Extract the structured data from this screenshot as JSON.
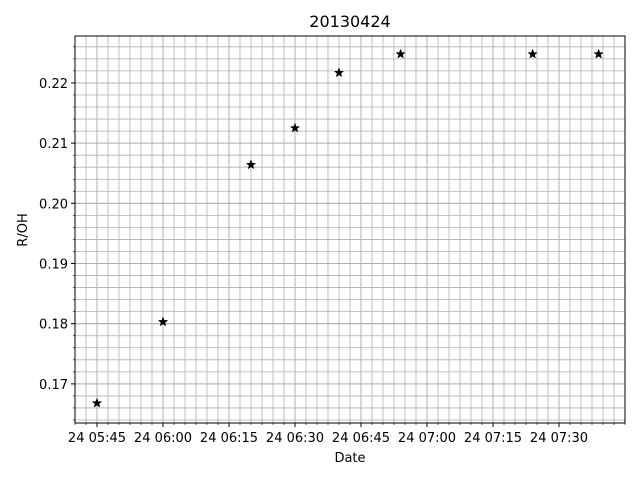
{
  "chart_data": {
    "type": "scatter",
    "title": "20130424",
    "xlabel": "Date",
    "ylabel": "R/OH",
    "x_axis_type": "time",
    "xlim": [
      "2013-04-24 05:40",
      "2013-04-24 07:45"
    ],
    "ylim": [
      0.1635,
      0.2278
    ],
    "x_ticks": [
      "2013-04-24 05:45",
      "2013-04-24 06:00",
      "2013-04-24 06:15",
      "2013-04-24 06:30",
      "2013-04-24 06:45",
      "2013-04-24 07:00",
      "2013-04-24 07:15",
      "2013-04-24 07:30"
    ],
    "x_tick_labels": [
      "24 05:45",
      "24 06:00",
      "24 06:15",
      "24 06:30",
      "24 06:45",
      "24 07:00",
      "24 07:15",
      "24 07:30"
    ],
    "y_ticks": [
      0.17,
      0.18,
      0.19,
      0.2,
      0.21,
      0.22
    ],
    "y_tick_labels": [
      "0.17",
      "0.18",
      "0.19",
      "0.20",
      "0.21",
      "0.22"
    ],
    "grid": true,
    "minor_grid": true,
    "marker": "star",
    "marker_color": "#000000",
    "grid_color": "#b0b0b0",
    "series": [
      {
        "x": [
          "2013-04-24 05:45",
          "2013-04-24 06:00",
          "2013-04-24 06:20",
          "2013-04-24 06:30",
          "2013-04-24 06:40",
          "2013-04-24 06:54",
          "2013-04-24 07:24",
          "2013-04-24 07:39"
        ],
        "y": [
          0.1668,
          0.1803,
          0.2064,
          0.2125,
          0.2217,
          0.2248,
          0.2248,
          0.2248
        ]
      }
    ]
  }
}
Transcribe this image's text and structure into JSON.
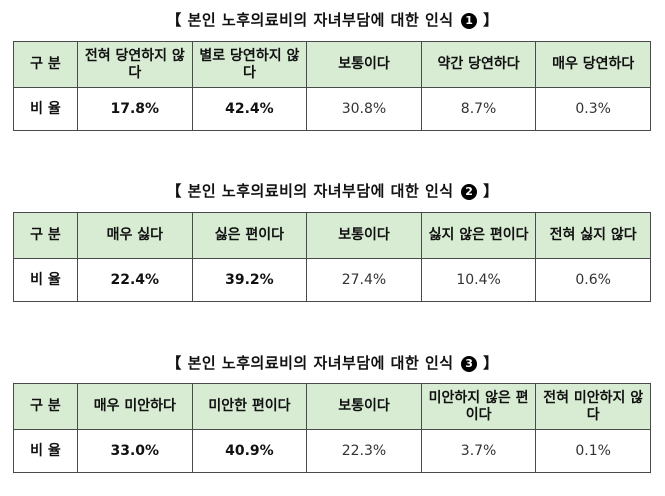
{
  "tables": [
    {
      "title": "【 본인 노후의료비의 자녀부담에 대한 인식",
      "badge": "1",
      "title_end": "】",
      "header_label": "구 분",
      "headers": [
        "전혀 당연하지 않다",
        "별로 당연하지 않다",
        "보통이다",
        "약간 당연하다",
        "매우 당연하다"
      ],
      "row_label": "비 율",
      "values": [
        "17.8%",
        "42.4%",
        "30.8%",
        "8.7%",
        "0.3%"
      ]
    },
    {
      "title": "【 본인 노후의료비의 자녀부담에 대한 인식",
      "badge": "2",
      "title_end": "】",
      "header_label": "구 분",
      "headers": [
        "매우 싫다",
        "싫은 편이다",
        "보통이다",
        "싫지 않은 편이다",
        "전혀 싫지 않다"
      ],
      "row_label": "비 율",
      "values": [
        "22.4%",
        "39.2%",
        "27.4%",
        "10.4%",
        "0.6%"
      ]
    },
    {
      "title": "【 본인 노후의료비의 자녀부담에 대한 인식",
      "badge": "3",
      "title_end": "】",
      "header_label": "구 분",
      "headers": [
        "매우 미안하다",
        "미안한 편이다",
        "보통이다",
        "미안하지 않은 편이다",
        "전혀 미안하지 않다"
      ],
      "row_label": "비 율",
      "values": [
        "33.0%",
        "40.9%",
        "22.3%",
        "3.7%",
        "0.1%"
      ]
    }
  ]
}
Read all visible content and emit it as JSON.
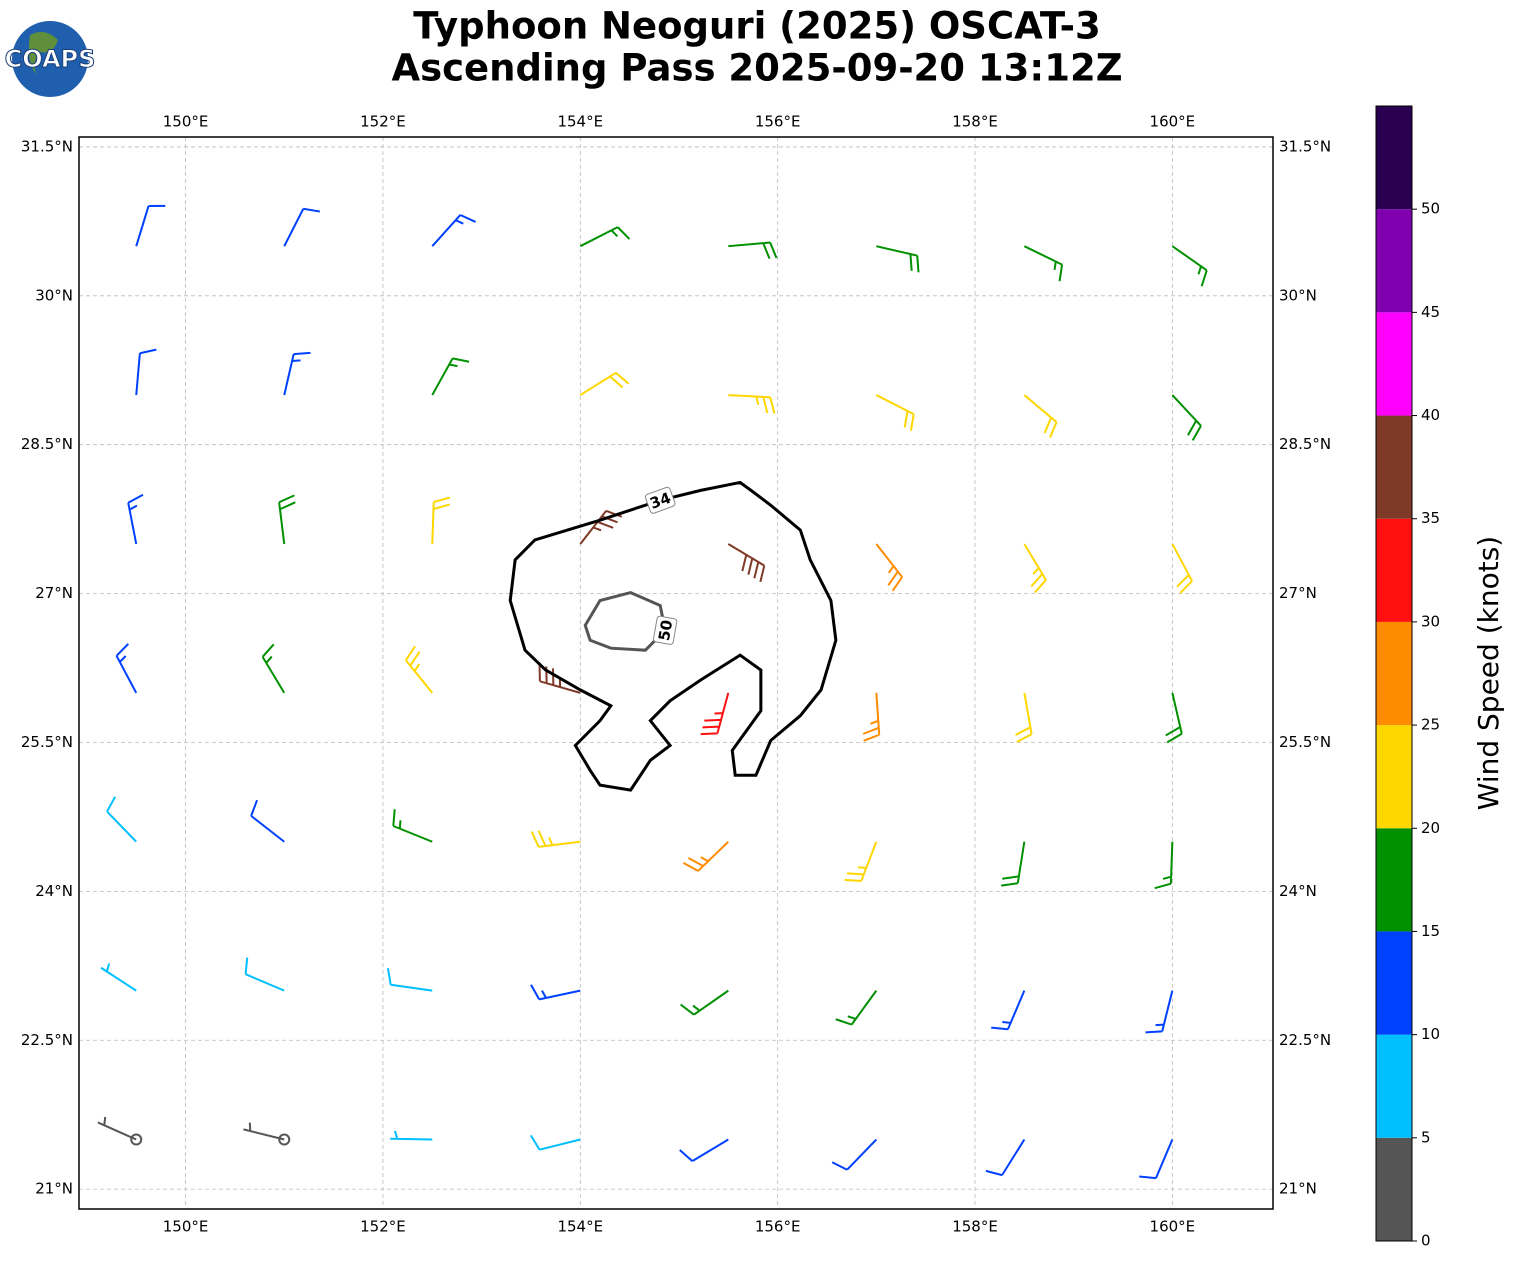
{
  "chart_data": {
    "type": "barbs",
    "logo": "COAPS",
    "title": "Typhoon Neoguri (2025) OSCAT-3",
    "subtitle": "Ascending Pass 2025-09-20 13:12Z",
    "xlim": [
      148.92,
      161.02
    ],
    "ylim": [
      20.8,
      31.6
    ],
    "xticks": [
      {
        "value": 150,
        "label": "150°E"
      },
      {
        "value": 152,
        "label": "152°E"
      },
      {
        "value": 154,
        "label": "154°E"
      },
      {
        "value": 156,
        "label": "156°E"
      },
      {
        "value": 158,
        "label": "158°E"
      },
      {
        "value": 160,
        "label": "160°E"
      }
    ],
    "yticks": [
      {
        "value": 21,
        "label": "21°N"
      },
      {
        "value": 22.5,
        "label": "22.5°N"
      },
      {
        "value": 24,
        "label": "24°N"
      },
      {
        "value": 25.5,
        "label": "25.5°N"
      },
      {
        "value": 27,
        "label": "27°N"
      },
      {
        "value": 28.5,
        "label": "28.5°N"
      },
      {
        "value": 30,
        "label": "30°N"
      },
      {
        "value": 31.5,
        "label": "31.5°N"
      }
    ],
    "grid": true,
    "lons": [
      149.5,
      151,
      152.5,
      154,
      155.5,
      157,
      158.5,
      160
    ],
    "lats": [
      30.5,
      29,
      27.5,
      26,
      24.5,
      23,
      21.5
    ],
    "speeds": [
      [
        12,
        12,
        13,
        17,
        18,
        19,
        17,
        16
      ],
      [
        12,
        14,
        17,
        22,
        24,
        22,
        21,
        19
      ],
      [
        14,
        18,
        22,
        37,
        38,
        27,
        23,
        20
      ],
      [
        13,
        17,
        24,
        36,
        33,
        27,
        22,
        19
      ],
      [
        9,
        12,
        17,
        24,
        27,
        24,
        19,
        17
      ],
      [
        7,
        8,
        9,
        13,
        17,
        17,
        14,
        13
      ],
      [
        3,
        4,
        7,
        9,
        11,
        12,
        12,
        11
      ]
    ],
    "directions": [
      [
        17,
        27,
        42,
        63,
        85,
        103,
        116,
        125
      ],
      [
        5,
        13,
        29,
        58,
        93,
        117,
        130,
        137
      ],
      [
        349,
        353,
        2,
        38,
        121,
        142,
        149,
        152
      ],
      [
        332,
        329,
        321,
        286,
        195,
        176,
        170,
        167
      ],
      [
        316,
        308,
        292,
        263,
        226,
        201,
        189,
        182
      ],
      [
        303,
        293,
        278,
        258,
        235,
        216,
        203,
        194
      ],
      [
        294,
        284,
        271,
        256,
        239,
        224,
        212,
        203
      ]
    ],
    "contours": [
      {
        "level": "34",
        "lon": [
          153.34,
          153.54,
          154.2,
          154.81,
          155.22,
          155.62,
          155.73,
          155.93,
          156.23,
          156.33,
          156.54,
          156.59,
          156.44,
          156.23,
          155.93,
          155.78,
          155.57,
          155.54,
          155.83,
          155.83,
          155.62,
          155.22,
          154.91,
          154.71,
          154.91,
          154.71,
          154.51,
          154.2,
          154.1,
          153.95,
          154.2,
          154.31,
          154.0,
          153.65,
          153.44,
          153.29
        ],
        "lat": [
          27.34,
          27.54,
          27.74,
          27.94,
          28.04,
          28.12,
          28.04,
          27.89,
          27.64,
          27.34,
          26.93,
          26.53,
          26.03,
          25.77,
          25.52,
          25.17,
          25.17,
          25.42,
          25.82,
          26.23,
          26.38,
          26.13,
          25.92,
          25.72,
          25.47,
          25.32,
          25.02,
          25.07,
          25.22,
          25.47,
          25.72,
          25.87,
          26.03,
          26.23,
          26.43,
          26.93
        ]
      },
      {
        "level": "50",
        "lon": [
          154.05,
          154.2,
          154.51,
          154.81,
          154.86,
          154.66,
          154.31,
          154.1
        ],
        "lat": [
          26.68,
          26.93,
          27.01,
          26.88,
          26.63,
          26.43,
          26.45,
          26.53
        ]
      }
    ],
    "colorbar": {
      "label": "Wind Speed (knots)",
      "bounds": [
        0,
        5,
        10,
        15,
        20,
        25,
        30,
        35,
        40,
        45,
        50,
        55
      ],
      "colors": [
        "#555555",
        "#00bfff",
        "#0040ff",
        "#009000",
        "#ffd700",
        "#ff8c00",
        "#ff1010",
        "#7f3a27",
        "#ff00ff",
        "#8000b0",
        "#2a0050"
      ],
      "ticks": [
        0,
        5,
        10,
        15,
        20,
        25,
        30,
        35,
        40,
        45,
        50
      ]
    }
  }
}
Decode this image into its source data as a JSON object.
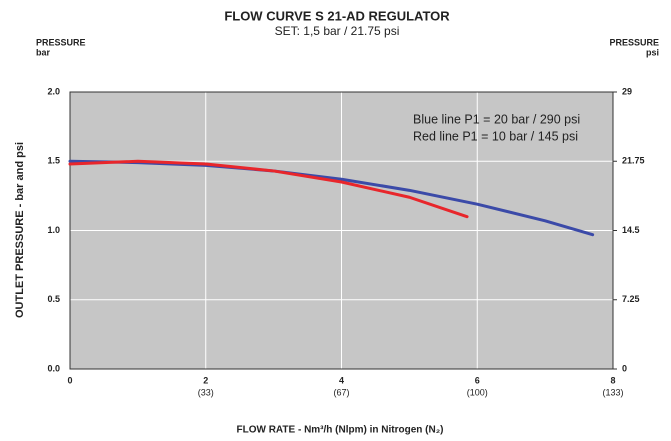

□ □ □ □ □

* **Requirement**:
Reproduce every record word for word. The copy must contain no pictures.

* **Exercise response**:
Extract the structured data from this screenshot as JSON.
{
  "chart_data": {
    "type": "scatter",
    "title": "20130424",
    "xlabel": "Date",
    "ylabel": "R/OH",
    "x_axis_type": "time",
    "xlim": [
      "2013-04-24 05:40",
      "2013-04-24 07:45"
    ],
    "ylim": [
      0.1635,
      0.2278
    ],
    "x_ticks": [
      "2013-04-24 05:45",
      "2013-04-24 06:00",
      "2013-04-24 06:15",
      "2013-04-24 06:30",
      "2013-04-24 06:45",
      "2013-04-24 07:00",
      "2013-04-24 07:15",
      "2013-04-24 07:30"
    ],
    "x_tick_labels": [
      "24 05:45",
      "24 06:00",
      "24 06:15",
      "24 06:30",
      "24 06:45",
      "24 07:00",
      "24 07:15",
      "24 07:30"
    ],
    "y_ticks": [
      0.17,
      0.18,
      0.19,
      0.2,
      0.21,
      0.22
    ],
    "y_tick_labels": [
      "0.17",
      "0.18",
      "0.19",
      "0.20",
      "0.21",
      "0.22"
    ],
    "grid": true,
    "minor_grid": true,
    "marker": "star",
    "marker_color": "#000000",
    "grid_color": "#b0b0b0",
    "series": [
      {
        "x": [
          "2013-04-24 05:45",
          "2013-04-24 06:00",
          "2013-04-24 06:20",
          "2013-04-24 06:30",
          "2013-04-24 06:40",
          "2013-04-24 06:54",
          "2013-04-24 07:24",
          "2013-04-24 07:39"
        ],
        "y": [
          0.1668,
          0.1803,
          0.2064,
          0.2125,
          0.2217,
          0.2248,
          0.2248,
          0.2248
        ]
      }
    ]
  }
}
Transcribe this image's text and structure into JSON.
{
  "tables": [
    {
      "title": "【 본인 노후의료비의 자녀부담에 대한 인식",
      "badge": "1",
      "title_end": "】",
      "header_label": "구 분",
      "headers": [
        "전혀 당연하지 않다",
        "별로 당연하지 않다",
        "보통이다",
        "약간 당연하다",
        "매우 당연하다"
      ],
      "row_label": "비 율",
      "values": [
        "17.8%",
        "42.4%",
        "30.8%",
        "8.7%",
        "0.3%"
      ]
    },
    {
      "title": "【 본인 노후의료비의 자녀부담에 대한 인식",
      "badge": "2",
      "title_end": "】",
      "header_label": "구 분",
      "headers": [
        "매우 싫다",
        "싫은 편이다",
        "보통이다",
        "싫지 않은 편이다",
        "전혀 싫지 않다"
      ],
      "row_label": "비 율",
      "values": [
        "22.4%",
        "39.2%",
        "27.4%",
        "10.4%",
        "0.6%"
      ]
    },
    {
      "title": "【 본인 노후의료비의 자녀부담에 대한 인식",
      "badge": "3",
      "title_end": "】",
      "header_label": "구 분",
      "headers": [
        "매우 미안하다",
        "미안한 편이다",
        "보통이다",
        "미안하지 않은 편이다",
        "전혀 미안하지 않다"
      ],
      "row_label": "비 율",
      "values": [
        "33.0%",
        "40.9%",
        "22.3%",
        "3.7%",
        "0.1%"
      ]
    }
  ]
}
Read all visible content and emit it as JSON.
{
  "chart_data": {
    "type": "barbs",
    "logo": "COAPS",
    "title": "Typhoon Neoguri (2025) OSCAT-3",
    "subtitle": "Ascending Pass 2025-09-20 13:12Z",
    "xlim": [
      148.92,
      161.02
    ],
    "ylim": [
      20.8,
      31.6
    ],
    "xticks": [
      {
        "value": 150,
        "label": "150°E"
      },
      {
        "value": 152,
        "label": "152°E"
      },
      {
        "value": 154,
        "label": "154°E"
      },
      {
        "value": 156,
        "label": "156°E"
      },
      {
        "value": 158,
        "label": "158°E"
      },
      {
        "value": 160,
        "label": "160°E"
      }
    ],
    "yticks": [
      {
        "value": 21,
        "label": "21°N"
      },
      {
        "value": 22.5,
        "label": "22.5°N"
      },
      {
        "value": 24,
        "label": "24°N"
      },
      {
        "value": 25.5,
        "label": "25.5°N"
      },
      {
        "value": 27,
        "label": "27°N"
      },
      {
        "value": 28.5,
        "label": "28.5°N"
      },
      {
        "value": 30,
        "label": "30°N"
      },
      {
        "value": 31.5,
        "label": "31.5°N"
      }
    ],
    "grid": true,
    "lons": [
      149.5,
      151,
      152.5,
      154,
      155.5,
      157,
      158.5,
      160
    ],
    "lats": [
      30.5,
      29,
      27.5,
      26,
      24.5,
      23,
      21.5
    ],
    "speeds": [
      [
        12,
        12,
        13,
        17,
        18,
        19,
        17,
        16
      ],
      [
        12,
        14,
        17,
        22,
        24,
        22,
        21,
        19
      ],
      [
        14,
        18,
        22,
        37,
        38,
        27,
        23,
        20
      ],
      [
        13,
        17,
        24,
        36,
        33,
        27,
        22,
        19
      ],
      [
        9,
        12,
        17,
        24,
        27,
        24,
        19,
        17
      ],
      [
        7,
        8,
        9,
        13,
        17,
        17,
        14,
        13
      ],
      [
        3,
        4,
        7,
        9,
        11,
        12,
        12,
        11
      ]
    ],
    "directions": [
      [
        17,
        27,
        42,
        63,
        85,
        103,
        116,
        125
      ],
      [
        5,
        13,
        29,
        58,
        93,
        117,
        130,
        137
      ],
      [
        349,
        353,
        2,
        38,
        121,
        142,
        149,
        152
      ],
      [
        332,
        329,
        321,
        286,
        195,
        176,
        170,
        167
      ],
      [
        316,
        308,
        292,
        263,
        226,
        201,
        189,
        182
      ],
      [
        303,
        293,
        278,
        258,
        235,
        216,
        203,
        194
      ],
      [
        294,
        284,
        271,
        256,
        239,
        224,
        212,
        203
      ]
    ],
    "contours": [
      {
        "level": "34",
        "lon": [
          153.34,
          153.54,
          154.2,
          154.81,
          155.22,
          155.62,
          155.73,
          155.93,
          156.23,
          156.33,
          156.54,
          156.59,
          156.44,
          156.23,
          155.93,
          155.78,
          155.57,
          155.54,
          155.83,
          155.83,
          155.62,
          155.22,
          154.91,
          154.71,
          154.91,
          154.71,
          154.51,
          154.2,
          154.1,
          153.95,
          154.2,
          154.31,
          154.0,
          153.65,
          153.44,
          153.29
        ],
        "lat": [
          27.34,
          27.54,
          27.74,
          27.94,
          28.04,
          28.12,
          28.04,
          27.89,
          27.64,
          27.34,
          26.93,
          26.53,
          26.03,
          25.77,
          25.52,
          25.17,
          25.17,
          25.42,
          25.82,
          26.23,
          26.38,
          26.13,
          25.92,
          25.72,
          25.47,
          25.32,
          25.02,
          25.07,
          25.22,
          25.47,
          25.72,
          25.87,
          26.03,
          26.23,
          26.43,
          26.93
        ]
      },
      {
        "level": "50",
        "lon": [
          154.05,
          154.2,
          154.51,
          154.81,
          154.86,
          154.66,
          154.31,
          154.1
        ],
        "lat": [
          26.68,
          26.93,
          27.01,
          26.88,
          26.63,
          26.43,
          26.45,
          26.53
        ]
      }
    ],
    "colorbar": {
      "label": "Wind Speed (knots)",
      "bounds": [
        0,
        5,
        10,
        15,
        20,
        25,
        30,
        35,
        40,
        45,
        50,
        55
      ],
      "colors": [
        "#555555",
        "#00bfff",
        "#0040ff",
        "#009000",
        "#ffd700",
        "#ff8c00",
        "#ff1010",
        "#7f3a27",
        "#ff00ff",
        "#8000b0",
        "#2a0050"
      ],
      "ticks": [
        0,
        5,
        10,
        15,
        20,
        25,
        30,
        35,
        40,
        45,
        50
      ]
    }
  }
}
Decode this image into its source data as a JSON object.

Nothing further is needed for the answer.